§ Extrait du texte:
----------
Juin/juillet/août 2024 - les albums de la rédaction
Pas facile de se satisfaire d’un bilan collectif sur trois mois... déjà qu’en temps normal, nos tops albums ne sont représentatifs que d’un consensus plus ou moins aléatoire sur une poignée de disques résultant de quelques atomes crochus récurrents entre rédacteurs, il faut bien avouer que ce classement estival étiré à début juin ne reflète qu’assez peu la diversité de nos coups de coeur, du fait du nombre exponentiel de sorties écoutées. Pour l’éclectisme, on vous renvoie donc comme à l’accoutumée aux choix perso des membres de l’équipe en bas d’article, en espérant tout de même que vous ferez quelques belles découvertes parmi nos lauréats, partagés pour faire court entre musique électronique, hip-hop, metal et autres expérimentations radicales.
1. Batard Tonique & NLC - Turbulences
Elnorton : Ces trois mois ont été riches en sorties et, de fait, l’album du mois de la rédaction ne figure même pas dans mon top 10 personnel. Et pourtant, nous sommes ici en présence d’un disque majuscule. Aux nappes cotonneuses à tendance néoclassique de Julien Ash s’ajoutent les rythmiques trip-hop de Batard Tronique conférant un caractère intrigant mais néanmoins savoureux et addictif à l’ensemble. Le disque est présenté comme "un voyage de presque une heure au cœur des tempêtes de sables, là où s’égarent les valeureux bédouins habitués au climat hostile, menés par leur sens de l’orientation céleste". Certes, les sonorités orientales font écho à cette pochette issue du désert, mais l’ampleur et l’ambition de ce Turbulences ont également tout de l’odyssée. Très abouti !
----------
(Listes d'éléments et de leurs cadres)
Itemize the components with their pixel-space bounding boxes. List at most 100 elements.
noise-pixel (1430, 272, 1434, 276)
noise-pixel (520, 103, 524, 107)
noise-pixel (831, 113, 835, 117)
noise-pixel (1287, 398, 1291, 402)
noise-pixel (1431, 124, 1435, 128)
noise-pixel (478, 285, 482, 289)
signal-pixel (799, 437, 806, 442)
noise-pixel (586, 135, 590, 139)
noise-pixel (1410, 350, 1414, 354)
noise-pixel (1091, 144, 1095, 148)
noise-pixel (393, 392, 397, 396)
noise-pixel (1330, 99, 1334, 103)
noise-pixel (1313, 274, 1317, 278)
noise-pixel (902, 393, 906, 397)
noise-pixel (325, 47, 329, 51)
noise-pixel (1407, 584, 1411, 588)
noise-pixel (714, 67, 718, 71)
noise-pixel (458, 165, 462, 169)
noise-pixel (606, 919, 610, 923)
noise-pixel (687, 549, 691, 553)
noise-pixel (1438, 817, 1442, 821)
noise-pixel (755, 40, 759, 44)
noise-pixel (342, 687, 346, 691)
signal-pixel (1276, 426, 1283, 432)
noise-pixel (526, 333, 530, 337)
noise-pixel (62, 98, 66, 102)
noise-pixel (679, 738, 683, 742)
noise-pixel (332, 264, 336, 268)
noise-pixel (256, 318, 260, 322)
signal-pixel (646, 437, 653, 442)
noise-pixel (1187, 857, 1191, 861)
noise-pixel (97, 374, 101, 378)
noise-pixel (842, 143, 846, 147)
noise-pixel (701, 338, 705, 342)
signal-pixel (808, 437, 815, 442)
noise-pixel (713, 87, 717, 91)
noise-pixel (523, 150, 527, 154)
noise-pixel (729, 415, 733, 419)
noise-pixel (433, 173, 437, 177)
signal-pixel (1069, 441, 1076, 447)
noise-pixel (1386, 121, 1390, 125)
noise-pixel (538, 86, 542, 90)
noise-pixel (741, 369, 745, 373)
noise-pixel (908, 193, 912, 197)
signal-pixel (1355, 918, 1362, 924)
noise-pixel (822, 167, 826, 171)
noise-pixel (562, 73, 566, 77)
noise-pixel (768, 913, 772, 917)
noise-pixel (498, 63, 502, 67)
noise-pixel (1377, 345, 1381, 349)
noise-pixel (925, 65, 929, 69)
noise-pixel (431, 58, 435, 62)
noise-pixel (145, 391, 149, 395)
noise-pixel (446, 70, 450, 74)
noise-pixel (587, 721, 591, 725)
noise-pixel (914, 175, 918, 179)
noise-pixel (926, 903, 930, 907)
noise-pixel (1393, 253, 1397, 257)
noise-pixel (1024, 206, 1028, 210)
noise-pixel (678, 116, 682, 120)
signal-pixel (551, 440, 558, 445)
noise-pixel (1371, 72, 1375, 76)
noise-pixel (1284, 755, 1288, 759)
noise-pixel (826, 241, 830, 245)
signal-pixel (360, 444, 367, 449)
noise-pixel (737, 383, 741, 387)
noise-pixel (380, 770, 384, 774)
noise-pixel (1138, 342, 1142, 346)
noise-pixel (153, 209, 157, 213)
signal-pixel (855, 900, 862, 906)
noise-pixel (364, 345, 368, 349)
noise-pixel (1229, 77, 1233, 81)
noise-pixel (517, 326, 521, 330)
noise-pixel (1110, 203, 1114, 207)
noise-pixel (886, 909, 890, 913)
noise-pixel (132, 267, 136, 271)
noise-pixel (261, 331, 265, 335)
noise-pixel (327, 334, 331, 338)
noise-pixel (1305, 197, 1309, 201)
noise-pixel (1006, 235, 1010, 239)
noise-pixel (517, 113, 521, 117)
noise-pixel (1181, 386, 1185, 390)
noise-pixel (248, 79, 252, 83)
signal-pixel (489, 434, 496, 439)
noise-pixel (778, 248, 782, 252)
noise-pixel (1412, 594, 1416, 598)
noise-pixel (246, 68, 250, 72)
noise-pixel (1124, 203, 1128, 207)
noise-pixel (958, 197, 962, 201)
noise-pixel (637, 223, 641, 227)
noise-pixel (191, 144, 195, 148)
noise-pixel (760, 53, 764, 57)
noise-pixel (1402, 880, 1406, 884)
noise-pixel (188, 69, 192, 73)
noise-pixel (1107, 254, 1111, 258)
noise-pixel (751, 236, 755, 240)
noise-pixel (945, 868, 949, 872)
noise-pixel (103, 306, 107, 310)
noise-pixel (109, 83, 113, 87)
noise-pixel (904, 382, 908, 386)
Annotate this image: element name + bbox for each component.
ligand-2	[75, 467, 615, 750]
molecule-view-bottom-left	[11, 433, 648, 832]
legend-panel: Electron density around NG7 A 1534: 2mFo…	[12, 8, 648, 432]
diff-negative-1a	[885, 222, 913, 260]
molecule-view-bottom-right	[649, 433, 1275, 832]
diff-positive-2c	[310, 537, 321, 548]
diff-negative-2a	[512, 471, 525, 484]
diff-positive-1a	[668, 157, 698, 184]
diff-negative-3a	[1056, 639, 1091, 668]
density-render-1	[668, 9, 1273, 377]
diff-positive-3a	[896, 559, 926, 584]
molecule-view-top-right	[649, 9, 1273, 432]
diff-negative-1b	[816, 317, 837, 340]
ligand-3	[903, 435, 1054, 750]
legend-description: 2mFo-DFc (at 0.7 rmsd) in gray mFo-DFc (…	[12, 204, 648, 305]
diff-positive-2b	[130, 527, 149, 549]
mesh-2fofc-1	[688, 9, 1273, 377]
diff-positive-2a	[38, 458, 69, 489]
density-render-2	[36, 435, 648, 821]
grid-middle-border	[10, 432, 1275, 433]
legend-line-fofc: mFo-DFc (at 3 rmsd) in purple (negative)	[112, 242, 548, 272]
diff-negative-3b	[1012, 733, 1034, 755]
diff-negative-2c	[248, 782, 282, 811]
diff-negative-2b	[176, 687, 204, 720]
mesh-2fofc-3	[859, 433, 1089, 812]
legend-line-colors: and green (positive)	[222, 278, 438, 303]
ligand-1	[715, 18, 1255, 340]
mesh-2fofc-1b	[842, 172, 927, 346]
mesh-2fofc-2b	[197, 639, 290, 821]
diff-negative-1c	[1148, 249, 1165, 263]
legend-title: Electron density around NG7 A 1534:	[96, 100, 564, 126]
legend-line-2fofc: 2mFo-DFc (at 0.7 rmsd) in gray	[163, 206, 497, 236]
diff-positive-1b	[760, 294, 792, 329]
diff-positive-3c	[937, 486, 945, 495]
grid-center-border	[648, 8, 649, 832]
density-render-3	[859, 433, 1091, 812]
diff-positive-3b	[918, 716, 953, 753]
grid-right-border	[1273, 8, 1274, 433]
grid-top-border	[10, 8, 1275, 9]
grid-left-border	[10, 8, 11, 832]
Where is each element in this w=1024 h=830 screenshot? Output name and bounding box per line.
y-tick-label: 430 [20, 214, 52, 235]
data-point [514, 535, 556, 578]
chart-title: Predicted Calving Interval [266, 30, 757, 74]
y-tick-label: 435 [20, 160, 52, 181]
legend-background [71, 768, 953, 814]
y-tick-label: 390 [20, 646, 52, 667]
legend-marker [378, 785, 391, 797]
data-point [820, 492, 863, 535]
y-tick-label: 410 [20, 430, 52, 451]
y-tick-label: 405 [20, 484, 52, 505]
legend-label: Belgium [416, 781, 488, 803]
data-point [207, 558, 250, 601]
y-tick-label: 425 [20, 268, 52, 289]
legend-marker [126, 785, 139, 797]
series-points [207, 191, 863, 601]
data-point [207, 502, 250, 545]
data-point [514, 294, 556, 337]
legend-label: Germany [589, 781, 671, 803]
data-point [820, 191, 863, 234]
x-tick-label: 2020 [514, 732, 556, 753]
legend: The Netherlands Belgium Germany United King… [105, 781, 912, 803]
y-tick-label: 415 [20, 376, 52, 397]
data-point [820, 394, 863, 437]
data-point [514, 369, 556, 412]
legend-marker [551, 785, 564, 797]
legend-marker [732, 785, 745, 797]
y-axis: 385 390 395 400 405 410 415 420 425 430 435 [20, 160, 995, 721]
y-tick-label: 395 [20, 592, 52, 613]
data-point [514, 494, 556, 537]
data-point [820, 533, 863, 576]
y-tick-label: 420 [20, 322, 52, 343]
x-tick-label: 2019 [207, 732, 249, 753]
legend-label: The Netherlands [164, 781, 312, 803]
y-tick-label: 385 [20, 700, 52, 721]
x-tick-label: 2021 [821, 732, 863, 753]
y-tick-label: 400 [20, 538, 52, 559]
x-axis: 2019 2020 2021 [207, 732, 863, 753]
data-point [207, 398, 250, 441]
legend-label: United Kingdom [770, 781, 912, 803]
----------
§ Exercice proposé 1:
Répondez aux questions suivantes sur l'article consacré aux albums de l'été 2024.
(a) Entre quels styles l'introduction dit-elle que les lauréats sont partagés ?
(b) Quel titre porte l'album classé en première position ?
(c) Quelle durée donne la présentation de cet album à son « voyage » ?
§ Exercice proposé 2:
Poursuivez l'article sur les albums de l'été 2024 à partir de sa dernière phrase.

§ Corrigé 1:
(a) Entre musique électronique, hip-hop, metal et autres expérimentations radicales.
(b) Turbulences.
(c) Presque une heure.

§ Corrigé 2:
Rabbit : Me concernant, ce Turbulences n’est pas loin d’être l’album de l’été, un disque dont l’ampleur est à la (dé)mesure de ses deux auteurs, capables de télescoper drum’n’bass futuriste et arrangements bucoliques, rythmiques rampantes à la Scorn et jazz enfumé, dub et psychédélisme ethnique ou encore polyrythmies tribales et orchestrations synthétiques. On pense pourquoi pas au Techno Animal atmosphérique des années 90, à la fois pour le beatmaking mélangeur et la dimension immersive, mais avec une identité composite propre aux deux larrons, d’un côté le néoclassique bricolé de Julien Ash, de l’autre les drums métissés de Batard Tronique/Slawowycz, une collaboration que l’on avait laissée sur d’étonnants soundtracks moyenâgeux (cf. ici), autant dire que cette fois ça n’a plus rien à voir et c’est tant mieux (même si l’on adore évidemment ces deux aspects de leur fructueuse association).
Ben : Dans un monde idéal, Mad Doctor aurait tourné tout l’été en rotation lourde sur Fun Radio et les chenilles de votre camping cévenol se seraient déroulées au son de Wanted. La France sans gouvernement de 2024 n’était pas prête. Tant pis. Gageons que nos descendants rendront à Turbulences la considération qu’il mérite. LA très grande réussite de cet été.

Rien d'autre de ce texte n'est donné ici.